• STATED EXERCISE: Write out all of the records precisely. Skip anything that is a picture.

• MATERIAL SUPPLIED:

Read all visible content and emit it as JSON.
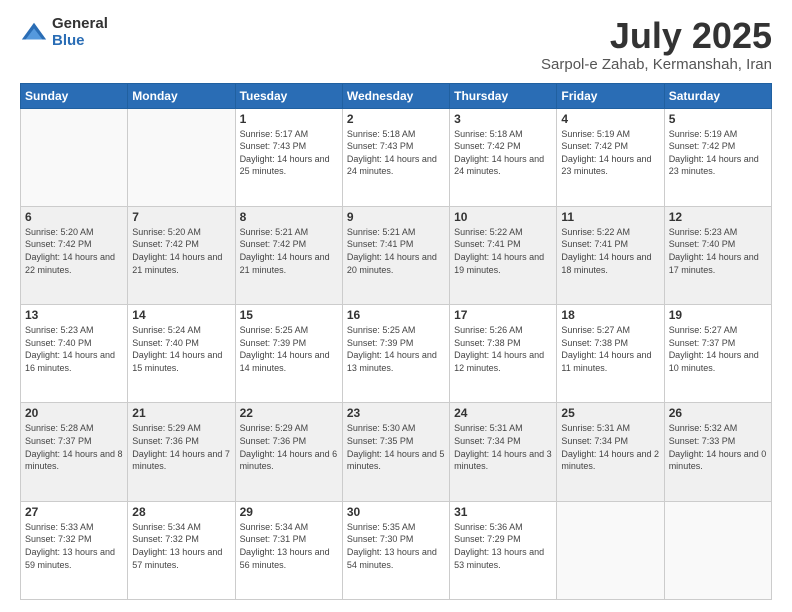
{
  "logo": {
    "general": "General",
    "blue": "Blue"
  },
  "title": {
    "month": "July 2025",
    "location": "Sarpol-e Zahab, Kermanshah, Iran"
  },
  "weekdays": [
    "Sunday",
    "Monday",
    "Tuesday",
    "Wednesday",
    "Thursday",
    "Friday",
    "Saturday"
  ],
  "weeks": [
    [
      {
        "day": "",
        "sunrise": "",
        "sunset": "",
        "daylight": ""
      },
      {
        "day": "",
        "sunrise": "",
        "sunset": "",
        "daylight": ""
      },
      {
        "day": "1",
        "sunrise": "Sunrise: 5:17 AM",
        "sunset": "Sunset: 7:43 PM",
        "daylight": "Daylight: 14 hours and 25 minutes."
      },
      {
        "day": "2",
        "sunrise": "Sunrise: 5:18 AM",
        "sunset": "Sunset: 7:43 PM",
        "daylight": "Daylight: 14 hours and 24 minutes."
      },
      {
        "day": "3",
        "sunrise": "Sunrise: 5:18 AM",
        "sunset": "Sunset: 7:42 PM",
        "daylight": "Daylight: 14 hours and 24 minutes."
      },
      {
        "day": "4",
        "sunrise": "Sunrise: 5:19 AM",
        "sunset": "Sunset: 7:42 PM",
        "daylight": "Daylight: 14 hours and 23 minutes."
      },
      {
        "day": "5",
        "sunrise": "Sunrise: 5:19 AM",
        "sunset": "Sunset: 7:42 PM",
        "daylight": "Daylight: 14 hours and 23 minutes."
      }
    ],
    [
      {
        "day": "6",
        "sunrise": "Sunrise: 5:20 AM",
        "sunset": "Sunset: 7:42 PM",
        "daylight": "Daylight: 14 hours and 22 minutes."
      },
      {
        "day": "7",
        "sunrise": "Sunrise: 5:20 AM",
        "sunset": "Sunset: 7:42 PM",
        "daylight": "Daylight: 14 hours and 21 minutes."
      },
      {
        "day": "8",
        "sunrise": "Sunrise: 5:21 AM",
        "sunset": "Sunset: 7:42 PM",
        "daylight": "Daylight: 14 hours and 21 minutes."
      },
      {
        "day": "9",
        "sunrise": "Sunrise: 5:21 AM",
        "sunset": "Sunset: 7:41 PM",
        "daylight": "Daylight: 14 hours and 20 minutes."
      },
      {
        "day": "10",
        "sunrise": "Sunrise: 5:22 AM",
        "sunset": "Sunset: 7:41 PM",
        "daylight": "Daylight: 14 hours and 19 minutes."
      },
      {
        "day": "11",
        "sunrise": "Sunrise: 5:22 AM",
        "sunset": "Sunset: 7:41 PM",
        "daylight": "Daylight: 14 hours and 18 minutes."
      },
      {
        "day": "12",
        "sunrise": "Sunrise: 5:23 AM",
        "sunset": "Sunset: 7:40 PM",
        "daylight": "Daylight: 14 hours and 17 minutes."
      }
    ],
    [
      {
        "day": "13",
        "sunrise": "Sunrise: 5:23 AM",
        "sunset": "Sunset: 7:40 PM",
        "daylight": "Daylight: 14 hours and 16 minutes."
      },
      {
        "day": "14",
        "sunrise": "Sunrise: 5:24 AM",
        "sunset": "Sunset: 7:40 PM",
        "daylight": "Daylight: 14 hours and 15 minutes."
      },
      {
        "day": "15",
        "sunrise": "Sunrise: 5:25 AM",
        "sunset": "Sunset: 7:39 PM",
        "daylight": "Daylight: 14 hours and 14 minutes."
      },
      {
        "day": "16",
        "sunrise": "Sunrise: 5:25 AM",
        "sunset": "Sunset: 7:39 PM",
        "daylight": "Daylight: 14 hours and 13 minutes."
      },
      {
        "day": "17",
        "sunrise": "Sunrise: 5:26 AM",
        "sunset": "Sunset: 7:38 PM",
        "daylight": "Daylight: 14 hours and 12 minutes."
      },
      {
        "day": "18",
        "sunrise": "Sunrise: 5:27 AM",
        "sunset": "Sunset: 7:38 PM",
        "daylight": "Daylight: 14 hours and 11 minutes."
      },
      {
        "day": "19",
        "sunrise": "Sunrise: 5:27 AM",
        "sunset": "Sunset: 7:37 PM",
        "daylight": "Daylight: 14 hours and 10 minutes."
      }
    ],
    [
      {
        "day": "20",
        "sunrise": "Sunrise: 5:28 AM",
        "sunset": "Sunset: 7:37 PM",
        "daylight": "Daylight: 14 hours and 8 minutes."
      },
      {
        "day": "21",
        "sunrise": "Sunrise: 5:29 AM",
        "sunset": "Sunset: 7:36 PM",
        "daylight": "Daylight: 14 hours and 7 minutes."
      },
      {
        "day": "22",
        "sunrise": "Sunrise: 5:29 AM",
        "sunset": "Sunset: 7:36 PM",
        "daylight": "Daylight: 14 hours and 6 minutes."
      },
      {
        "day": "23",
        "sunrise": "Sunrise: 5:30 AM",
        "sunset": "Sunset: 7:35 PM",
        "daylight": "Daylight: 14 hours and 5 minutes."
      },
      {
        "day": "24",
        "sunrise": "Sunrise: 5:31 AM",
        "sunset": "Sunset: 7:34 PM",
        "daylight": "Daylight: 14 hours and 3 minutes."
      },
      {
        "day": "25",
        "sunrise": "Sunrise: 5:31 AM",
        "sunset": "Sunset: 7:34 PM",
        "daylight": "Daylight: 14 hours and 2 minutes."
      },
      {
        "day": "26",
        "sunrise": "Sunrise: 5:32 AM",
        "sunset": "Sunset: 7:33 PM",
        "daylight": "Daylight: 14 hours and 0 minutes."
      }
    ],
    [
      {
        "day": "27",
        "sunrise": "Sunrise: 5:33 AM",
        "sunset": "Sunset: 7:32 PM",
        "daylight": "Daylight: 13 hours and 59 minutes."
      },
      {
        "day": "28",
        "sunrise": "Sunrise: 5:34 AM",
        "sunset": "Sunset: 7:32 PM",
        "daylight": "Daylight: 13 hours and 57 minutes."
      },
      {
        "day": "29",
        "sunrise": "Sunrise: 5:34 AM",
        "sunset": "Sunset: 7:31 PM",
        "daylight": "Daylight: 13 hours and 56 minutes."
      },
      {
        "day": "30",
        "sunrise": "Sunrise: 5:35 AM",
        "sunset": "Sunset: 7:30 PM",
        "daylight": "Daylight: 13 hours and 54 minutes."
      },
      {
        "day": "31",
        "sunrise": "Sunrise: 5:36 AM",
        "sunset": "Sunset: 7:29 PM",
        "daylight": "Daylight: 13 hours and 53 minutes."
      },
      {
        "day": "",
        "sunrise": "",
        "sunset": "",
        "daylight": ""
      },
      {
        "day": "",
        "sunrise": "",
        "sunset": "",
        "daylight": ""
      }
    ]
  ]
}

• REPLY:
Read all visible content and emit it as JSON.
{
  "logo": {
    "general": "General",
    "blue": "Blue"
  },
  "title": {
    "month": "July 2025",
    "location": "Sarpol-e Zahab, Kermanshah, Iran"
  },
  "weekdays": [
    "Sunday",
    "Monday",
    "Tuesday",
    "Wednesday",
    "Thursday",
    "Friday",
    "Saturday"
  ],
  "weeks": [
    [
      {
        "day": "",
        "sunrise": "",
        "sunset": "",
        "daylight": ""
      },
      {
        "day": "",
        "sunrise": "",
        "sunset": "",
        "daylight": ""
      },
      {
        "day": "1",
        "sunrise": "Sunrise: 5:17 AM",
        "sunset": "Sunset: 7:43 PM",
        "daylight": "Daylight: 14 hours and 25 minutes."
      },
      {
        "day": "2",
        "sunrise": "Sunrise: 5:18 AM",
        "sunset": "Sunset: 7:43 PM",
        "daylight": "Daylight: 14 hours and 24 minutes."
      },
      {
        "day": "3",
        "sunrise": "Sunrise: 5:18 AM",
        "sunset": "Sunset: 7:42 PM",
        "daylight": "Daylight: 14 hours and 24 minutes."
      },
      {
        "day": "4",
        "sunrise": "Sunrise: 5:19 AM",
        "sunset": "Sunset: 7:42 PM",
        "daylight": "Daylight: 14 hours and 23 minutes."
      },
      {
        "day": "5",
        "sunrise": "Sunrise: 5:19 AM",
        "sunset": "Sunset: 7:42 PM",
        "daylight": "Daylight: 14 hours and 23 minutes."
      }
    ],
    [
      {
        "day": "6",
        "sunrise": "Sunrise: 5:20 AM",
        "sunset": "Sunset: 7:42 PM",
        "daylight": "Daylight: 14 hours and 22 minutes."
      },
      {
        "day": "7",
        "sunrise": "Sunrise: 5:20 AM",
        "sunset": "Sunset: 7:42 PM",
        "daylight": "Daylight: 14 hours and 21 minutes."
      },
      {
        "day": "8",
        "sunrise": "Sunrise: 5:21 AM",
        "sunset": "Sunset: 7:42 PM",
        "daylight": "Daylight: 14 hours and 21 minutes."
      },
      {
        "day": "9",
        "sunrise": "Sunrise: 5:21 AM",
        "sunset": "Sunset: 7:41 PM",
        "daylight": "Daylight: 14 hours and 20 minutes."
      },
      {
        "day": "10",
        "sunrise": "Sunrise: 5:22 AM",
        "sunset": "Sunset: 7:41 PM",
        "daylight": "Daylight: 14 hours and 19 minutes."
      },
      {
        "day": "11",
        "sunrise": "Sunrise: 5:22 AM",
        "sunset": "Sunset: 7:41 PM",
        "daylight": "Daylight: 14 hours and 18 minutes."
      },
      {
        "day": "12",
        "sunrise": "Sunrise: 5:23 AM",
        "sunset": "Sunset: 7:40 PM",
        "daylight": "Daylight: 14 hours and 17 minutes."
      }
    ],
    [
      {
        "day": "13",
        "sunrise": "Sunrise: 5:23 AM",
        "sunset": "Sunset: 7:40 PM",
        "daylight": "Daylight: 14 hours and 16 minutes."
      },
      {
        "day": "14",
        "sunrise": "Sunrise: 5:24 AM",
        "sunset": "Sunset: 7:40 PM",
        "daylight": "Daylight: 14 hours and 15 minutes."
      },
      {
        "day": "15",
        "sunrise": "Sunrise: 5:25 AM",
        "sunset": "Sunset: 7:39 PM",
        "daylight": "Daylight: 14 hours and 14 minutes."
      },
      {
        "day": "16",
        "sunrise": "Sunrise: 5:25 AM",
        "sunset": "Sunset: 7:39 PM",
        "daylight": "Daylight: 14 hours and 13 minutes."
      },
      {
        "day": "17",
        "sunrise": "Sunrise: 5:26 AM",
        "sunset": "Sunset: 7:38 PM",
        "daylight": "Daylight: 14 hours and 12 minutes."
      },
      {
        "day": "18",
        "sunrise": "Sunrise: 5:27 AM",
        "sunset": "Sunset: 7:38 PM",
        "daylight": "Daylight: 14 hours and 11 minutes."
      },
      {
        "day": "19",
        "sunrise": "Sunrise: 5:27 AM",
        "sunset": "Sunset: 7:37 PM",
        "daylight": "Daylight: 14 hours and 10 minutes."
      }
    ],
    [
      {
        "day": "20",
        "sunrise": "Sunrise: 5:28 AM",
        "sunset": "Sunset: 7:37 PM",
        "daylight": "Daylight: 14 hours and 8 minutes."
      },
      {
        "day": "21",
        "sunrise": "Sunrise: 5:29 AM",
        "sunset": "Sunset: 7:36 PM",
        "daylight": "Daylight: 14 hours and 7 minutes."
      },
      {
        "day": "22",
        "sunrise": "Sunrise: 5:29 AM",
        "sunset": "Sunset: 7:36 PM",
        "daylight": "Daylight: 14 hours and 6 minutes."
      },
      {
        "day": "23",
        "sunrise": "Sunrise: 5:30 AM",
        "sunset": "Sunset: 7:35 PM",
        "daylight": "Daylight: 14 hours and 5 minutes."
      },
      {
        "day": "24",
        "sunrise": "Sunrise: 5:31 AM",
        "sunset": "Sunset: 7:34 PM",
        "daylight": "Daylight: 14 hours and 3 minutes."
      },
      {
        "day": "25",
        "sunrise": "Sunrise: 5:31 AM",
        "sunset": "Sunset: 7:34 PM",
        "daylight": "Daylight: 14 hours and 2 minutes."
      },
      {
        "day": "26",
        "sunrise": "Sunrise: 5:32 AM",
        "sunset": "Sunset: 7:33 PM",
        "daylight": "Daylight: 14 hours and 0 minutes."
      }
    ],
    [
      {
        "day": "27",
        "sunrise": "Sunrise: 5:33 AM",
        "sunset": "Sunset: 7:32 PM",
        "daylight": "Daylight: 13 hours and 59 minutes."
      },
      {
        "day": "28",
        "sunrise": "Sunrise: 5:34 AM",
        "sunset": "Sunset: 7:32 PM",
        "daylight": "Daylight: 13 hours and 57 minutes."
      },
      {
        "day": "29",
        "sunrise": "Sunrise: 5:34 AM",
        "sunset": "Sunset: 7:31 PM",
        "daylight": "Daylight: 13 hours and 56 minutes."
      },
      {
        "day": "30",
        "sunrise": "Sunrise: 5:35 AM",
        "sunset": "Sunset: 7:30 PM",
        "daylight": "Daylight: 13 hours and 54 minutes."
      },
      {
        "day": "31",
        "sunrise": "Sunrise: 5:36 AM",
        "sunset": "Sunset: 7:29 PM",
        "daylight": "Daylight: 13 hours and 53 minutes."
      },
      {
        "day": "",
        "sunrise": "",
        "sunset": "",
        "daylight": ""
      },
      {
        "day": "",
        "sunrise": "",
        "sunset": "",
        "daylight": ""
      }
    ]
  ]
}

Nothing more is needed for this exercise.